All records below must be retyped exactly.

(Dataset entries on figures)
★ ★ ★ ★ ★ ★ ★
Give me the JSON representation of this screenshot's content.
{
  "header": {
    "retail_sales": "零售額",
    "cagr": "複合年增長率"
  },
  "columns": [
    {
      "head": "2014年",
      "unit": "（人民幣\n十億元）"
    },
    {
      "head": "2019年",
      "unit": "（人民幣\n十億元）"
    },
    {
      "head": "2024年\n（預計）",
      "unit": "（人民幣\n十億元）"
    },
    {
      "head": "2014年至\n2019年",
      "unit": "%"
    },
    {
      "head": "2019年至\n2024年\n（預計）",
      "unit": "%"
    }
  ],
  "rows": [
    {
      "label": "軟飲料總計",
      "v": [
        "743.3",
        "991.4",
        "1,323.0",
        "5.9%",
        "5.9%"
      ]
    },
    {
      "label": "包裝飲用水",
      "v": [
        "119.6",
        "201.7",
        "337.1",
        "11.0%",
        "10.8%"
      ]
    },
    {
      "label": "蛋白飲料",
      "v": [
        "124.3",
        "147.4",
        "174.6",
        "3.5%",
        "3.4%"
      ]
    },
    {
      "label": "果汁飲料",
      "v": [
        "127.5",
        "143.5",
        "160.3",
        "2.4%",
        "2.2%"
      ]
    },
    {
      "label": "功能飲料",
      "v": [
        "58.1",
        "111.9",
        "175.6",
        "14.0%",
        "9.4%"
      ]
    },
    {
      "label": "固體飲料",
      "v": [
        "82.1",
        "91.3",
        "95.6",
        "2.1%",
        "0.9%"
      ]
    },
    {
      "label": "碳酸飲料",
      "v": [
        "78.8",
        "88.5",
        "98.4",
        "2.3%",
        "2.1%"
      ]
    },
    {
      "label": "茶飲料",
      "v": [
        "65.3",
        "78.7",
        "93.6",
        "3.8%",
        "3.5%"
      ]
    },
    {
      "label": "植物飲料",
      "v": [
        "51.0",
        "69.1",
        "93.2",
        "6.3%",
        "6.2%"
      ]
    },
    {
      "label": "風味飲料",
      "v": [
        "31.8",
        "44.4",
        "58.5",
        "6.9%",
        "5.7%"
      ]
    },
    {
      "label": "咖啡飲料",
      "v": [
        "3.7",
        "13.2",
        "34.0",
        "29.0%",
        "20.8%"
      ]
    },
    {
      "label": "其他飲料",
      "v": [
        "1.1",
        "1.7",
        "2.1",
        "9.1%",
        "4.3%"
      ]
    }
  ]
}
★ ★ ★ ★ ★ ★ ★
FINAL RESULT:
Give me the JSON representation of this screenshot's content.
{
  "header": {
    "retail_sales": "零售額",
    "cagr": "複合年增長率"
  },
  "columns": [
    {
      "head": "2014年",
      "unit": "（人民幣\n十億元）"
    },
    {
      "head": "2019年",
      "unit": "（人民幣\n十億元）"
    },
    {
      "head": "2024年\n（預計）",
      "unit": "（人民幣\n十億元）"
    },
    {
      "head": "2014年至\n2019年",
      "unit": "%"
    },
    {
      "head": "2019年至\n2024年\n（預計）",
      "unit": "%"
    }
  ],
  "rows": [
    {
      "label": "軟飲料總計",
      "v": [
        "743.3",
        "991.4",
        "1,323.0",
        "5.9%",
        "5.9%"
      ]
    },
    {
      "label": "包裝飲用水",
      "v": [
        "119.6",
        "201.7",
        "337.1",
        "11.0%",
        "10.8%"
      ]
    },
    {
      "label": "蛋白飲料",
      "v": [
        "124.3",
        "147.4",
        "174.6",
        "3.5%",
        "3.4%"
      ]
    },
    {
      "label": "果汁飲料",
      "v": [
        "127.5",
        "143.5",
        "160.3",
        "2.4%",
        "2.2%"
      ]
    },
    {
      "label": "功能飲料",
      "v": [
        "58.1",
        "111.9",
        "175.6",
        "14.0%",
        "9.4%"
      ]
    },
    {
      "label": "固體飲料",
      "v": [
        "82.1",
        "91.3",
        "95.6",
        "2.1%",
        "0.9%"
      ]
    },
    {
      "label": "碳酸飲料",
      "v": [
        "78.8",
        "88.5",
        "98.4",
        "2.3%",
        "2.1%"
      ]
    },
    {
      "label": "茶飲料",
      "v": [
        "65.3",
        "78.7",
        "93.6",
        "3.8%",
        "3.5%"
      ]
    },
    {
      "label": "植物飲料",
      "v": [
        "51.0",
        "69.1",
        "93.2",
        "6.3%",
        "6.2%"
      ]
    },
    {
      "label": "風味飲料",
      "v": [
        "31.8",
        "44.4",
        "58.5",
        "6.9%",
        "5.7%"
      ]
    },
    {
      "label": "咖啡飲料",
      "v": [
        "3.7",
        "13.2",
        "34.0",
        "29.0%",
        "20.8%"
      ]
    },
    {
      "label": "其他飲料",
      "v": [
        "1.1",
        "1.7",
        "2.1",
        "9.1%",
        "4.3%"
      ]
    }
  ]
}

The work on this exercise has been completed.